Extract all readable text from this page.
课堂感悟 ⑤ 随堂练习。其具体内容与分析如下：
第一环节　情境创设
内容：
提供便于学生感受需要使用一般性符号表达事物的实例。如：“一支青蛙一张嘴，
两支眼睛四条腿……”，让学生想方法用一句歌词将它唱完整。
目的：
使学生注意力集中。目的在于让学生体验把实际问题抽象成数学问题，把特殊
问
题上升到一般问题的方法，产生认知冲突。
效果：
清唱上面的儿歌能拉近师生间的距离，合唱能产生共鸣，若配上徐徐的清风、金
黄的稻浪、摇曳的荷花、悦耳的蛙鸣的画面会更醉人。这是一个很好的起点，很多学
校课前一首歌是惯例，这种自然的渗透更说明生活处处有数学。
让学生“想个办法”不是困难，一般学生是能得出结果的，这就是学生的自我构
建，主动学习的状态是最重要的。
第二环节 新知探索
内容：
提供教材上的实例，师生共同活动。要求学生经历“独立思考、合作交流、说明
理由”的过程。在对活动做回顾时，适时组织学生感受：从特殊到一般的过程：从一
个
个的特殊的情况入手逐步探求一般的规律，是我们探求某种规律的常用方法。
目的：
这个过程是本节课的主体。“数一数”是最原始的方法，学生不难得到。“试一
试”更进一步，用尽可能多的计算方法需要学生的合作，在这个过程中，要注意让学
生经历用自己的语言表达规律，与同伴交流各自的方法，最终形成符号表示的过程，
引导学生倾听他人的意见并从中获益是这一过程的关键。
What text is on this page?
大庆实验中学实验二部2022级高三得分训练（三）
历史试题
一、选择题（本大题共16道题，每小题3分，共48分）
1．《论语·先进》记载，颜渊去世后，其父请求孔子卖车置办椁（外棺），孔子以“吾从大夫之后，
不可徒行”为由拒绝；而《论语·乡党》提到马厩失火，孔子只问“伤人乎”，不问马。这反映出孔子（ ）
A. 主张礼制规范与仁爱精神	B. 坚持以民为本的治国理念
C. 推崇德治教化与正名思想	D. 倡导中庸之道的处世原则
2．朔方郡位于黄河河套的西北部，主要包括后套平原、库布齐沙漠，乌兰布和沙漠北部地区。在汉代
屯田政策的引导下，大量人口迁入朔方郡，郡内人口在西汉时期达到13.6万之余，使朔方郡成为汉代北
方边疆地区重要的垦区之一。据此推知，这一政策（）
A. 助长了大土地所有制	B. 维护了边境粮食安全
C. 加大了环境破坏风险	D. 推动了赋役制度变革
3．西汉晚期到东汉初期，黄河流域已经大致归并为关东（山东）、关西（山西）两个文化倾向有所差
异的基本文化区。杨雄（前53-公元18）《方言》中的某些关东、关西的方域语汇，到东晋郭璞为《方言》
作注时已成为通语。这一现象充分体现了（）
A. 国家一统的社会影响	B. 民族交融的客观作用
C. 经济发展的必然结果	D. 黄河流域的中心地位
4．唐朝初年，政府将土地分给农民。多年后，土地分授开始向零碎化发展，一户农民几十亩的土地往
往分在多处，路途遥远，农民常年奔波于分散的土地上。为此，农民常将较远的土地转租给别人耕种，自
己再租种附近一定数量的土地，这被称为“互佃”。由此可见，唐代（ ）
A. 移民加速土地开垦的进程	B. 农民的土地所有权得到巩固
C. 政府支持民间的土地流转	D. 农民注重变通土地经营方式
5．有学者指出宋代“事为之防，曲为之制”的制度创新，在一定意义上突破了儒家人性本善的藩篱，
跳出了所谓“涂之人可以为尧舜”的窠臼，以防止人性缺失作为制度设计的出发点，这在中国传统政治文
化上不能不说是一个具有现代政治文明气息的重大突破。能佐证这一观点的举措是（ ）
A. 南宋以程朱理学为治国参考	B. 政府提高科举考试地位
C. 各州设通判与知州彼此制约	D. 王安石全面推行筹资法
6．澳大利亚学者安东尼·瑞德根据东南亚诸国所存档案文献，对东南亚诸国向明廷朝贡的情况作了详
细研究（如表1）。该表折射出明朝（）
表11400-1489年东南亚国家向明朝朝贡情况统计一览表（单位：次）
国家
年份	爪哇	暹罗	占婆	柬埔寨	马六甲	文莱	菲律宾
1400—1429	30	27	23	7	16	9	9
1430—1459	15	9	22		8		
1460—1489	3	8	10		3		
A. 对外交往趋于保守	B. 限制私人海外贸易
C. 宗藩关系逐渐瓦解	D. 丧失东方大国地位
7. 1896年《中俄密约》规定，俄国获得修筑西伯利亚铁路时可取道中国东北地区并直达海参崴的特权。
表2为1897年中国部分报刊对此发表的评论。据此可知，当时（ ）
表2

_What the task requires:_
Check every line of the listing for the string "this" and report how many lines have it, as a number alone.

_Exercise response:_
2